— begin —
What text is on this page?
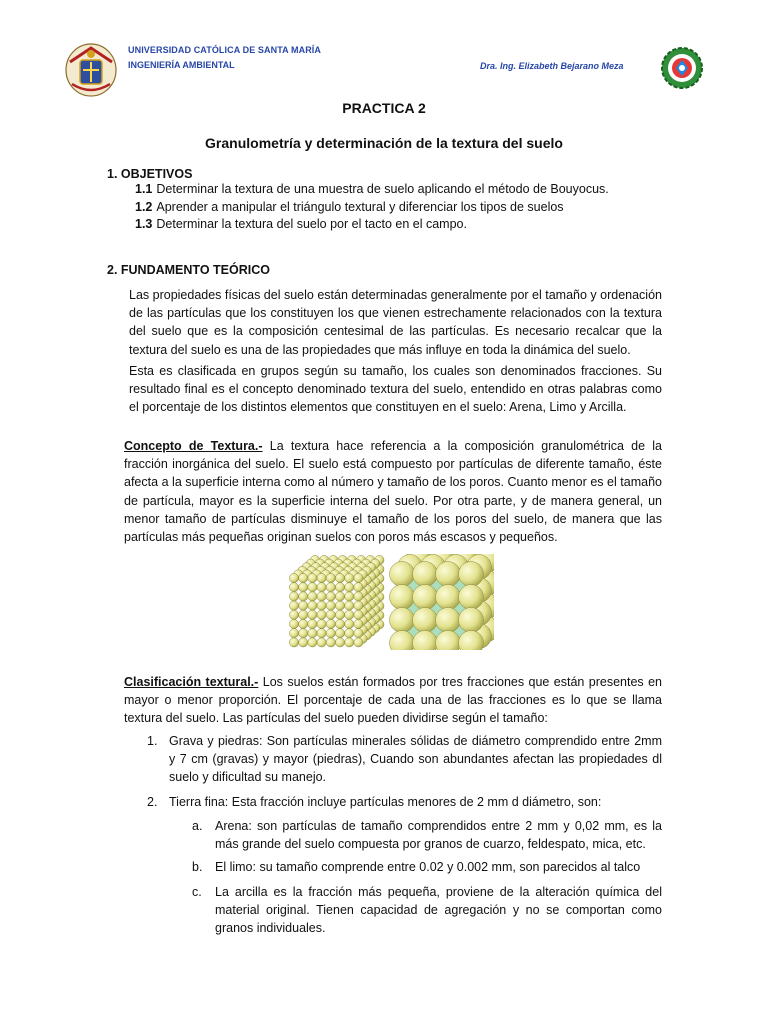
UNIVERSIDAD CATÓLICA DE SANTA MARÍA
INGENIERÍA AMBIENTAL	Dra. Ing. Elizabeth Bejarano Meza
PRACTICA 2
Granulometría y determinación de la textura del suelo
1. OBJETIVOS
1.1 Determinar la textura de una muestra de suelo aplicando el método de Bouyocus.
1.2 Aprender a manipular el triángulo textural y diferenciar los tipos de suelos
1.3 Determinar la textura del suelo por el tacto en el campo.
2. FUNDAMENTO TEÓRICO
Las propiedades físicas del suelo están determinadas generalmente por el tamaño y ordenación de las partículas que los constituyen los que vienen estrechamente relacionados con la textura del suelo que es la composición centesimal de las partículas. Es necesario recalcar que la textura del suelo es una de las propiedades que más influye en toda la dinámica del suelo.
Esta es clasificada en grupos según su tamaño, los cuales son denominados fracciones. Su resultado final es el concepto denominado textura del suelo, entendido en otras palabras como el porcentaje de los distintos elementos que constituyen en el suelo: Arena, Limo y Arcilla.
Concepto de Textura.- La textura hace referencia a la composición granulométrica de la fracción inorgánica del suelo. El suelo está compuesto por partículas de diferente tamaño, éste afecta a la superficie interna como al número y tamaño de los poros. Cuanto menor es el tamaño de partícula, mayor es la superficie interna del suelo. Por otra parte, y de manera general, un menor tamaño de partículas disminuye el tamaño de los poros del suelo, de manera que las partículas más pequeñas originan suelos con poros más escasos y pequeños.
Clasificación textural.- Los suelos están formados por tres fracciones que están presentes en mayor o menor proporción. El porcentaje de cada una de las fracciones es lo que se llama textura del suelo. Las partículas del suelo pueden dividirse según el tamaño:
1. Grava y piedras: Son partículas minerales sólidas de diámetro comprendido entre 2mm y 7 cm (gravas) y mayor (piedras), Cuando son abundantes afectan las propiedades dl suelo y dificultad su manejo.
2. Tierra fina: Esta fracción incluye partículas menores de 2 mm d diámetro, son:
a. Arena: son partículas de tamaño comprendidos entre 2 mm y 0,02 mm, es la más grande del suelo compuesta por granos de cuarzo, feldespato, mica, etc.
b. El limo: su tamaño comprende entre 0.02 y 0.002 mm, son parecidos al talco
c. La arcilla es la fracción más pequeña, proviene de la alteración química del material original. Tienen capacidad de agregación y no se comportan como granos individuales.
— end —
■ **Written request**
Transcribe the preceding listing in its entirety and with exact wording, leaving out pictures.

■ **Solution to the problem**
What text is on this page?
UNIVERSIDAD CATÓLICA DE SANTA MARÍA
INGENIERÍA AMBIENTAL	Dra. Ing. Elizabeth Bejarano Meza
PRACTICA 2
Granulometría y determinación de la textura del suelo
1. OBJETIVOS
1.1 Determinar la textura de una muestra de suelo aplicando el método de Bouyocus.
1.2 Aprender a manipular el triángulo textural y diferenciar los tipos de suelos
1.3 Determinar la textura del suelo por el tacto en el campo.
2. FUNDAMENTO TEÓRICO
Las propiedades físicas del suelo están determinadas generalmente por el tamaño y ordenación de las partículas que los constituyen los que vienen estrechamente relacionados con la textura del suelo que es la composición centesimal de las partículas. Es necesario recalcar que la textura del suelo es una de las propiedades que más influye en toda la dinámica del suelo.
Esta es clasificada en grupos según su tamaño, los cuales son denominados fracciones. Su resultado final es el concepto denominado textura del suelo, entendido en otras palabras como el porcentaje de los distintos elementos que constituyen en el suelo: Arena, Limo y Arcilla.
Concepto de Textura.- La textura hace referencia a la composición granulométrica de la fracción inorgánica del suelo. El suelo está compuesto por partículas de diferente tamaño, éste afecta a la superficie interna como al número y tamaño de los poros. Cuanto menor es el tamaño de partícula, mayor es la superficie interna del suelo. Por otra parte, y de manera general, un menor tamaño de partículas disminuye el tamaño de los poros del suelo, de manera que las partículas más pequeñas originan suelos con poros más escasos y pequeños.
Clasificación textural.- Los suelos están formados por tres fracciones que están presentes en mayor o menor proporción. El porcentaje de cada una de las fracciones es lo que se llama textura del suelo. Las partículas del suelo pueden dividirse según el tamaño:
1. Grava y piedras: Son partículas minerales sólidas de diámetro comprendido entre 2mm y 7 cm (gravas) y mayor (piedras), Cuando son abundantes afectan las propiedades dl suelo y dificultad su manejo.
2. Tierra fina: Esta fracción incluye partículas menores de 2 mm d diámetro, son:
a. Arena: son partículas de tamaño comprendidos entre 2 mm y 0,02 mm, es la más grande del suelo compuesta por granos de cuarzo, feldespato, mica, etc.
b. El limo: su tamaño comprende entre 0.02 y 0.002 mm, son parecidos al talco
c. La arcilla es la fracción más pequeña, proviene de la alteración química del material original. Tienen capacidad de agregación y no se comportan como granos individuales.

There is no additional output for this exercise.